Exercise task. In the entries that follow, how many lines hold the string "pedał"? Give only that number.

(Items from a dataset)
====
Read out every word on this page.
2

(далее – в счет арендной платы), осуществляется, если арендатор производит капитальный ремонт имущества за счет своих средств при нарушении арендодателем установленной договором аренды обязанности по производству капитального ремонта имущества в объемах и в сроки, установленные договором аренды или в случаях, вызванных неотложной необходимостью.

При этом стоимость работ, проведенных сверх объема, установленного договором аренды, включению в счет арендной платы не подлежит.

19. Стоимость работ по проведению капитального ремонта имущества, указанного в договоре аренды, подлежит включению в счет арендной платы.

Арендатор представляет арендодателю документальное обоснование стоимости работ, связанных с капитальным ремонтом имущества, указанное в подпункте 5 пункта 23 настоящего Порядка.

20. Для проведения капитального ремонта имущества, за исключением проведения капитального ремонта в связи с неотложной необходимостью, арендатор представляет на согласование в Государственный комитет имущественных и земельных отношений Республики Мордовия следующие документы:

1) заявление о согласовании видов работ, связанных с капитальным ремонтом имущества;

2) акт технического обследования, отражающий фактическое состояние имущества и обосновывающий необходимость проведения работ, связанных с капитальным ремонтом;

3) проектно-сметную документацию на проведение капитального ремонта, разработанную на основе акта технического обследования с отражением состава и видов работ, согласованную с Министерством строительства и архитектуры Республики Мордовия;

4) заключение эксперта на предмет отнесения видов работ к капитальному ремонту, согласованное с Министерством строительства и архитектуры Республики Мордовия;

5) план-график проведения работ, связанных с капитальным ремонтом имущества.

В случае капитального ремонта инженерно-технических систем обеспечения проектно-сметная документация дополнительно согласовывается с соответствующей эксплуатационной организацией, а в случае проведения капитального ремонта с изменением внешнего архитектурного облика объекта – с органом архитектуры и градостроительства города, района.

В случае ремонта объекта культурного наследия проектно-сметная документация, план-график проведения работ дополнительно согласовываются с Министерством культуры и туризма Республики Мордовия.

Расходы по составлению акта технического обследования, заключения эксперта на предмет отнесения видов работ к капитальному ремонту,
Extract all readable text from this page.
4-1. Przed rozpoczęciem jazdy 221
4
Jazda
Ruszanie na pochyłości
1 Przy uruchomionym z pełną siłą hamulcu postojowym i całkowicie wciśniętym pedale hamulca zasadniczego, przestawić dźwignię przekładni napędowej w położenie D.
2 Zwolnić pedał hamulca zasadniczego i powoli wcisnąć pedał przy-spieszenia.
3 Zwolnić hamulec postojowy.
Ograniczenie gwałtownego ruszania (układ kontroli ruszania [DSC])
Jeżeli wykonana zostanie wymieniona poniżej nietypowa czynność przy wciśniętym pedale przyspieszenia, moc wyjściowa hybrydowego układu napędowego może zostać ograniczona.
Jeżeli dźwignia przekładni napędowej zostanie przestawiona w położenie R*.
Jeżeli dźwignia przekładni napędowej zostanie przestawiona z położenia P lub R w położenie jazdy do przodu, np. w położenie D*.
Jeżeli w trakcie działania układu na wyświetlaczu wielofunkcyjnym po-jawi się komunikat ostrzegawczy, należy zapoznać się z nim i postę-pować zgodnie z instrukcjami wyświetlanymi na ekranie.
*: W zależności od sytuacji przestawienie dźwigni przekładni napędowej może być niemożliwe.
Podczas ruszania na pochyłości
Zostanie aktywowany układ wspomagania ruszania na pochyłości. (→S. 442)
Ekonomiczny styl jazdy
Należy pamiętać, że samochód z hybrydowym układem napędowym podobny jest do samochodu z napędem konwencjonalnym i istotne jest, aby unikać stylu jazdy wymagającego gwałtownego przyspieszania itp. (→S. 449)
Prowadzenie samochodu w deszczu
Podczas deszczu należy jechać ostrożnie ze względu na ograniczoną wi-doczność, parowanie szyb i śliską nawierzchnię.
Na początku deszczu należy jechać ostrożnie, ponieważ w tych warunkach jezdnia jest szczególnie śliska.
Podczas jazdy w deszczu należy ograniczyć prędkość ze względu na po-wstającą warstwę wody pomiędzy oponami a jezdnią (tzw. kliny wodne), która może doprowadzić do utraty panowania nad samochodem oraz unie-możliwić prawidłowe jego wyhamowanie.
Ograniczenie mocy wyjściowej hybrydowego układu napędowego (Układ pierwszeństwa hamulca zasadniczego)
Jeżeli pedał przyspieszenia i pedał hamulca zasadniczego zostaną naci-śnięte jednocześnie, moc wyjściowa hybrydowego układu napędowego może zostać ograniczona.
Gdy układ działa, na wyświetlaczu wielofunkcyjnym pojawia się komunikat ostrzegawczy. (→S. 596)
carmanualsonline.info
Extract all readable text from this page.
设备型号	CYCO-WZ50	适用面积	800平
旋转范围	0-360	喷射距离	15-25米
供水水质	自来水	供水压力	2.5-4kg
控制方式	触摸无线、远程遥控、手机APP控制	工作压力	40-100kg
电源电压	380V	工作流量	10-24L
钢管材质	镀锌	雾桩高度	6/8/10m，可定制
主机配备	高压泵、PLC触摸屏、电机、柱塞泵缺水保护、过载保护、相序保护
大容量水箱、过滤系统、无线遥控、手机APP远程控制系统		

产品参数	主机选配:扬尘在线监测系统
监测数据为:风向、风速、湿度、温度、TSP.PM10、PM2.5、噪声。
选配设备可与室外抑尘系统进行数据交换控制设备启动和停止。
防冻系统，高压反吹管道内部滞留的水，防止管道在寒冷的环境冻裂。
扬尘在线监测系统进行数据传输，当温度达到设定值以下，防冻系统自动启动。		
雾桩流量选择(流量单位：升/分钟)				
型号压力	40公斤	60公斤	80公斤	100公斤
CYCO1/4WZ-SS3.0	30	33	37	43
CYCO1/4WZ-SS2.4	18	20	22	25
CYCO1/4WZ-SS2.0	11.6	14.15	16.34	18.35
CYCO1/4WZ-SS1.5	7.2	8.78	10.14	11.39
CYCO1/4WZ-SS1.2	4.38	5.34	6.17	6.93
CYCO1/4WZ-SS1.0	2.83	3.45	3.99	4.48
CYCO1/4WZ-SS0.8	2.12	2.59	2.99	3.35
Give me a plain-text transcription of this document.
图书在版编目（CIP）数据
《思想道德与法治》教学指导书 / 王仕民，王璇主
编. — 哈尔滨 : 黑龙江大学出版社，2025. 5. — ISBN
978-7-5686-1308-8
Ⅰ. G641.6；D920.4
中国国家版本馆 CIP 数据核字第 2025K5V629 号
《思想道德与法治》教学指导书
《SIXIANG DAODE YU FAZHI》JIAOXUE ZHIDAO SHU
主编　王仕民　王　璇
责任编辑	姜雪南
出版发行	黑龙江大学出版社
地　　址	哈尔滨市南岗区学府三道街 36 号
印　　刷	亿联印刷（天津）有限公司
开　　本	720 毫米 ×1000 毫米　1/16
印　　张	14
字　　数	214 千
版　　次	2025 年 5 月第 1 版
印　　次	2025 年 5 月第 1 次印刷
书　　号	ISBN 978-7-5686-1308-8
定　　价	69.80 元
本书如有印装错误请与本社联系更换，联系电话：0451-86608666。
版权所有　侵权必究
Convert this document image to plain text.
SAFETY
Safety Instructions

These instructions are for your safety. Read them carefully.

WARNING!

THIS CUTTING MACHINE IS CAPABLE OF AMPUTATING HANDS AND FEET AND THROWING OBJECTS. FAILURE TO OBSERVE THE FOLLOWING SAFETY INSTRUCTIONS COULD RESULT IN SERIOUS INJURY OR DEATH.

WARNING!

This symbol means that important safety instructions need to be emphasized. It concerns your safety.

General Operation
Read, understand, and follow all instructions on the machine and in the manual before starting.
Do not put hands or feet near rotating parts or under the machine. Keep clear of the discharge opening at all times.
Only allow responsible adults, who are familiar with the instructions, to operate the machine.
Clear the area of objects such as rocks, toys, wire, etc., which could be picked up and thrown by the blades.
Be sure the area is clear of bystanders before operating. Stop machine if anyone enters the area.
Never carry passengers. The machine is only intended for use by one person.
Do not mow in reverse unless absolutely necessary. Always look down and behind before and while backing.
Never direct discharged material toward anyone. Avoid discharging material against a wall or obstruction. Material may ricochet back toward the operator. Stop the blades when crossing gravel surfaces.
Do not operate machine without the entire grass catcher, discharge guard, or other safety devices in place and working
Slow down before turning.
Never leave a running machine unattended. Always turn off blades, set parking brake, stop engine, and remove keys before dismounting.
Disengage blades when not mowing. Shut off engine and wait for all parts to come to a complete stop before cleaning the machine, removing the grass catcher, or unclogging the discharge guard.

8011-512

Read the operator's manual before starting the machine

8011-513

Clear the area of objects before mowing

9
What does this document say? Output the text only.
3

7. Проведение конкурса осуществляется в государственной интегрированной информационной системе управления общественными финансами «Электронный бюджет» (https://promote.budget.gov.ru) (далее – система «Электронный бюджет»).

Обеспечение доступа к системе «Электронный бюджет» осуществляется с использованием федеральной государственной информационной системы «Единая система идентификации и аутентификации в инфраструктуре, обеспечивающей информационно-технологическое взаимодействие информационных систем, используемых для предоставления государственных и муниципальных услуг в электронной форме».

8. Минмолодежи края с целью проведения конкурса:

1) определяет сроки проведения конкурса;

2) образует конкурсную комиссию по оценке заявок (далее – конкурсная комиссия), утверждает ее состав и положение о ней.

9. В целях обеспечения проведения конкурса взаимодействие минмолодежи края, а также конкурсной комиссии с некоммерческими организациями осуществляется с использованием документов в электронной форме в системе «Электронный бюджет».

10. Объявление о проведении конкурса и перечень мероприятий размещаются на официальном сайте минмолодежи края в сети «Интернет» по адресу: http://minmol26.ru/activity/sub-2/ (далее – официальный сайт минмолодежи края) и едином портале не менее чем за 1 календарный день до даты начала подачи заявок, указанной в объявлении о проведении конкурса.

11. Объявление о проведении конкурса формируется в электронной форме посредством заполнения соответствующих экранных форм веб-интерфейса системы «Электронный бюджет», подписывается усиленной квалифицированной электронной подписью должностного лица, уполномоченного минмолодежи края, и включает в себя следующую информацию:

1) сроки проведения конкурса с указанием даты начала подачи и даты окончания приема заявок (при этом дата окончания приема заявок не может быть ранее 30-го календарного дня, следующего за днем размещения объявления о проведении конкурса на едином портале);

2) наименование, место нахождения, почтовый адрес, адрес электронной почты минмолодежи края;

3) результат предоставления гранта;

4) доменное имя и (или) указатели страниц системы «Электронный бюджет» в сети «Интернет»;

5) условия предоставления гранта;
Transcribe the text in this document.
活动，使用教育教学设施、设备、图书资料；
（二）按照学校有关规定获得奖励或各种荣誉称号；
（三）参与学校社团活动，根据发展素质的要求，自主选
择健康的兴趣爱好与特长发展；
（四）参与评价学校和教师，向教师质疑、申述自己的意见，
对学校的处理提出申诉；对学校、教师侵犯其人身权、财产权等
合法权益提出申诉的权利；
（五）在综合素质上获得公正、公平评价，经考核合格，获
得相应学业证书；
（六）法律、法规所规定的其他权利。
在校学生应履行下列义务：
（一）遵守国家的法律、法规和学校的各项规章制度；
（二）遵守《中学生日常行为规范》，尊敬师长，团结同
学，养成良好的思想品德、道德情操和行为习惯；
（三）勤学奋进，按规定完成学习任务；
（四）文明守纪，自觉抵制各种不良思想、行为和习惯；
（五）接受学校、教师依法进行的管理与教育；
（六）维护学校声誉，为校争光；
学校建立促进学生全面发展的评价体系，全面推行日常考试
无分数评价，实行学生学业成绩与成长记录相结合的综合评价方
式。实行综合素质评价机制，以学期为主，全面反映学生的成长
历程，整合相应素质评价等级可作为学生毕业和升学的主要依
====
Worked answer. 2